OBJECTIVE.
Each record below is to be copied word for word, with pictures removed.

DATASET ENTRIES.
_ _ _ _ _ _ _

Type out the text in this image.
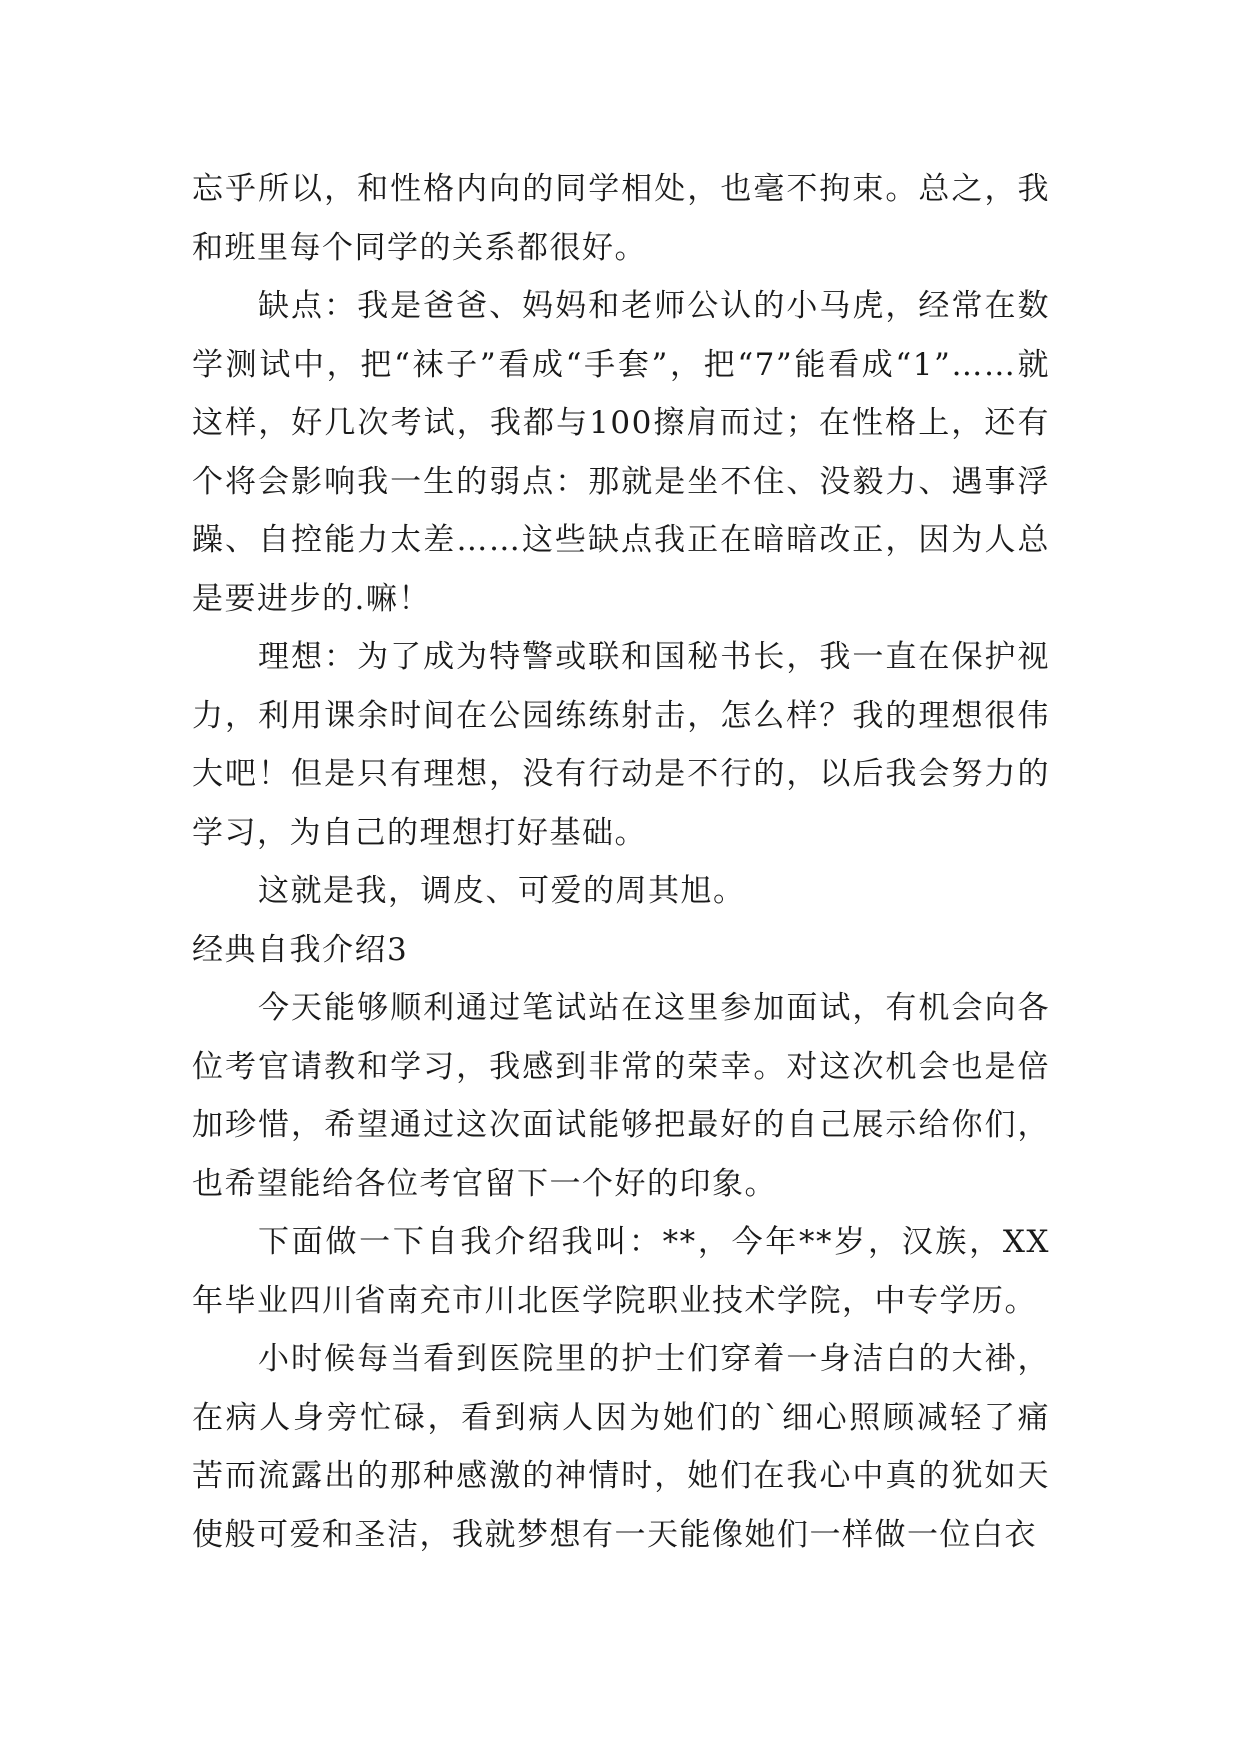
忘乎所以，和性格内向的同学相处，也毫不拘束。总之，我和班里每个同学的关系都很好。

缺点：我是爸爸、妈妈和老师公认的小马虎，经常在数学测试中，把“袜子”看成“手套”，把“7”能看成“1”……就这样，好几次考试，我都与100擦肩而过；在性格上，还有个将会影响我一生的弱点：那就是坐不住、没毅力、遇事浮躁、自控能力太差……这些缺点我正在暗暗改正，因为人总是要进步的.嘛！

理想：为了成为特警或联和国秘书长，我一直在保护视力，利用课余时间在公园练练射击，怎么样？我的理想很伟大吧！但是只有理想，没有行动是不行的，以后我会努力的学习，为自己的理想打好基础。

这就是我，调皮、可爱的周其旭。

经典自我介绍3

今天能够顺利通过笔试站在这里参加面试，有机会向各位考官请教和学习，我感到非常的荣幸。对这次机会也是倍加珍惜，希望通过这次面试能够把最好的自己展示给你们，也希望能给各位考官留下一个好的印象。

下面做一下自我介绍我叫：**，今年**岁，汉族，XX年毕业四川省南充市川北医学院职业技术学院，中专学历。

小时候每当看到医院里的护士们穿着一身洁白的大褂，在病人身旁忙碌，看到病人因为她们的`细心照顾减轻了痛苦而流露出的那种感激的神情时，她们在我心中真的犹如天使般可爱和圣洁，我就梦想有一天能像她们一样做一位白衣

_ _ _ _ _ _ _

COMPLETED TASK.
Type out the text in this image.
忘乎所以，和性格内向的同学相处，也毫不拘束。总之，我和班里每个同学的关系都很好。

缺点：我是爸爸、妈妈和老师公认的小马虎，经常在数学测试中，把“袜子”看成“手套”，把“7”能看成“1”……就这样，好几次考试，我都与100擦肩而过；在性格上，还有个将会影响我一生的弱点：那就是坐不住、没毅力、遇事浮躁、自控能力太差……这些缺点我正在暗暗改正，因为人总是要进步的.嘛！

理想：为了成为特警或联和国秘书长，我一直在保护视力，利用课余时间在公园练练射击，怎么样？我的理想很伟大吧！但是只有理想，没有行动是不行的，以后我会努力的学习，为自己的理想打好基础。

这就是我，调皮、可爱的周其旭。

经典自我介绍3

今天能够顺利通过笔试站在这里参加面试，有机会向各位考官请教和学习，我感到非常的荣幸。对这次机会也是倍加珍惜，希望通过这次面试能够把最好的自己展示给你们，也希望能给各位考官留下一个好的印象。

下面做一下自我介绍我叫：**，今年**岁，汉族，XX年毕业四川省南充市川北医学院职业技术学院，中专学历。

小时候每当看到医院里的护士们穿着一身洁白的大褂，在病人身旁忙碌，看到病人因为她们的`细心照顾减轻了痛苦而流露出的那种感激的神情时，她们在我心中真的犹如天使般可爱和圣洁，我就梦想有一天能像她们一样做一位白衣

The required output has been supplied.